| DO THIS |
Return all entries word for word, but drop any images.

| PROVIDED INFORMATION |
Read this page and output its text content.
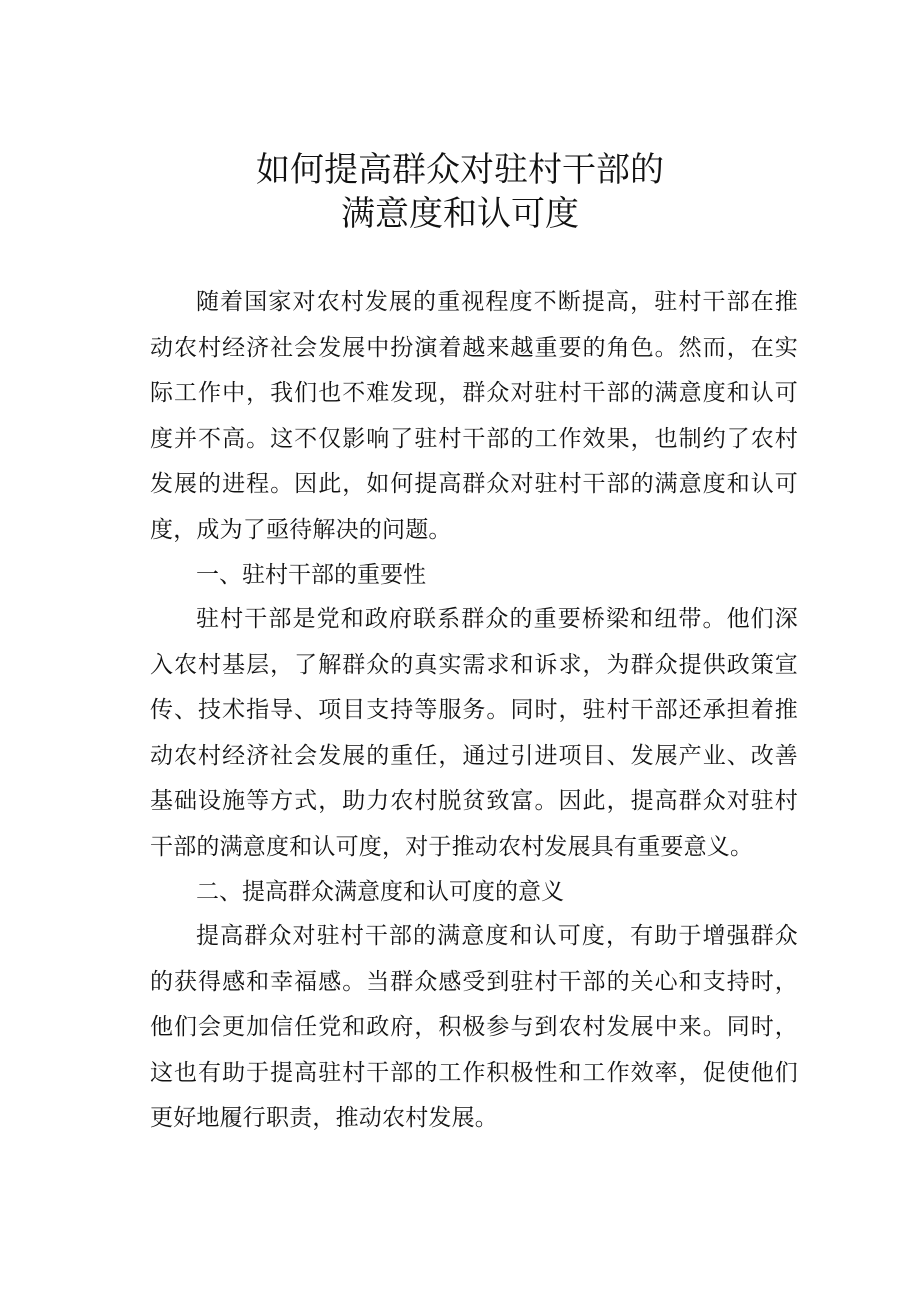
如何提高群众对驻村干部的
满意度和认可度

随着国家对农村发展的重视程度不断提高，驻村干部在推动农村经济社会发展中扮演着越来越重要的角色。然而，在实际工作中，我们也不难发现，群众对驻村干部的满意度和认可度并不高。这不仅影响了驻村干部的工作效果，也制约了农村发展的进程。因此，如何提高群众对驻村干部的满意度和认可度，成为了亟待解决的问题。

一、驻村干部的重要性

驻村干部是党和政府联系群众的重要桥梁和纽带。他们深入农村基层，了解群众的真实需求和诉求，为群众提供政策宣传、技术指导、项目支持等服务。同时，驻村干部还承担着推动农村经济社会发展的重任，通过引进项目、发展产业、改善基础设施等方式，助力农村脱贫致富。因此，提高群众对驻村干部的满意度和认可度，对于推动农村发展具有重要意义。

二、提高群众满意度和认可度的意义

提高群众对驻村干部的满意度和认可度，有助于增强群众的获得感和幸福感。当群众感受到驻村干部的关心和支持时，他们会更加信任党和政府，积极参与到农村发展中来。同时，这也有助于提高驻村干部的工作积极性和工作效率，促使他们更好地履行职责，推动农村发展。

| TASK OUTPUT |
Read this page and output its text content.
如何提高群众对驻村干部的
满意度和认可度

随着国家对农村发展的重视程度不断提高，驻村干部在推动农村经济社会发展中扮演着越来越重要的角色。然而，在实际工作中，我们也不难发现，群众对驻村干部的满意度和认可度并不高。这不仅影响了驻村干部的工作效果，也制约了农村发展的进程。因此，如何提高群众对驻村干部的满意度和认可度，成为了亟待解决的问题。

一、驻村干部的重要性

驻村干部是党和政府联系群众的重要桥梁和纽带。他们深入农村基层，了解群众的真实需求和诉求，为群众提供政策宣传、技术指导、项目支持等服务。同时，驻村干部还承担着推动农村经济社会发展的重任，通过引进项目、发展产业、改善基础设施等方式，助力农村脱贫致富。因此，提高群众对驻村干部的满意度和认可度，对于推动农村发展具有重要意义。

二、提高群众满意度和认可度的意义

提高群众对驻村干部的满意度和认可度，有助于增强群众的获得感和幸福感。当群众感受到驻村干部的关心和支持时，他们会更加信任党和政府，积极参与到农村发展中来。同时，这也有助于提高驻村干部的工作积极性和工作效率，促使他们更好地履行职责，推动农村发展。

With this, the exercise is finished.